## The input
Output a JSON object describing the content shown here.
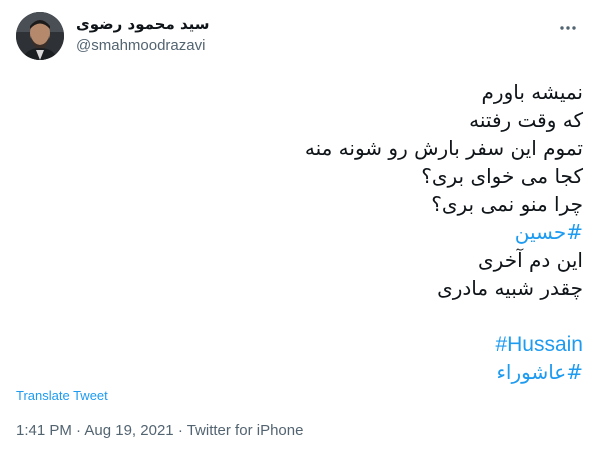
{
  "author": {
    "display_name": "سید محمود رضوی",
    "handle": "@smahmoodrazavi"
  },
  "more_icon": "more-horizontal-icon",
  "tweet": {
    "lines": [
      "نمیشه باورم",
      "که وقت رفتنه",
      "تموم این سفر بارش رو شونه منه",
      "کجا می خوای بری؟",
      "چرا منو نمی بری؟"
    ],
    "hashtag_hussain_fa": "#حسین",
    "lines_after": [
      "این دم آخری",
      "چقدر شبیه مادری"
    ],
    "hashtag_hussain_en": "#Hussain",
    "hashtag_ashura": "#عاشوراء"
  },
  "translate_label": "Translate Tweet",
  "meta": {
    "time": "1:41 PM",
    "separator": "·",
    "date": "Aug 19, 2021",
    "source": "Twitter for iPhone"
  },
  "colors": {
    "link": "#1d9bf0",
    "secondary_text": "#536471",
    "primary_text": "#0f1419"
  }
}
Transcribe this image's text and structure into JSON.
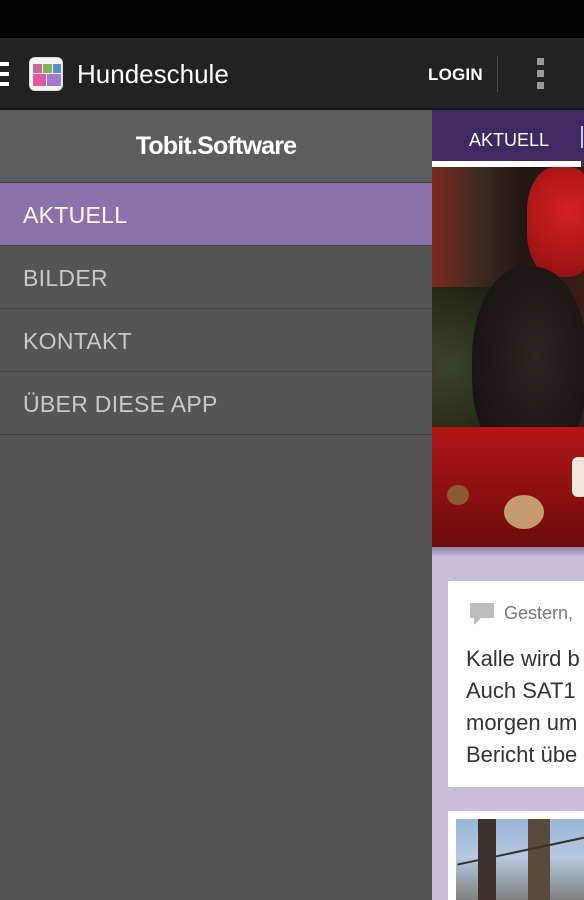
{
  "actionbar": {
    "title": "Hundeschule",
    "login_label": "LOGIN",
    "menu_icon": "hamburger-icon",
    "overflow_icon": "overflow-menu-icon"
  },
  "drawer": {
    "brand": "Tobit.Software",
    "items": [
      {
        "label": "AKTUELL",
        "active": true
      },
      {
        "label": "BILDER",
        "active": false
      },
      {
        "label": "KONTAKT",
        "active": false
      },
      {
        "label": "ÜBER DIESE APP",
        "active": false
      }
    ]
  },
  "content": {
    "tab_label": "AKTUELL",
    "post": {
      "date": "Gestern,",
      "lines": [
        "Kalle wird b",
        "Auch SAT1",
        "morgen um",
        "Bericht übe"
      ],
      "icon": "comment-icon"
    }
  },
  "colors": {
    "accent": "#8a72ad",
    "tabbar": "#3d2a63",
    "content_bg": "#c9bedb",
    "drawer_bg": "#555555",
    "actionbar_bg": "#222222"
  }
}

## What is expected
Beginning with the line with "Transcribe this image's", repeat the entries above exactly, up to and including the last line, leaving out pictures.

## Output for this exercise
Transcribe this image's text and structure into JSON.
{
  "actionbar": {
    "title": "Hundeschule",
    "login_label": "LOGIN",
    "menu_icon": "hamburger-icon",
    "overflow_icon": "overflow-menu-icon"
  },
  "drawer": {
    "brand": "Tobit.Software",
    "items": [
      {
        "label": "AKTUELL",
        "active": true
      },
      {
        "label": "BILDER",
        "active": false
      },
      {
        "label": "KONTAKT",
        "active": false
      },
      {
        "label": "ÜBER DIESE APP",
        "active": false
      }
    ]
  },
  "content": {
    "tab_label": "AKTUELL",
    "post": {
      "date": "Gestern,",
      "lines": [
        "Kalle wird b",
        "Auch SAT1",
        "morgen um",
        "Bericht übe"
      ],
      "icon": "comment-icon"
    }
  },
  "colors": {
    "accent": "#8a72ad",
    "tabbar": "#3d2a63",
    "content_bg": "#c9bedb",
    "drawer_bg": "#555555",
    "actionbar_bg": "#222222"
  }
}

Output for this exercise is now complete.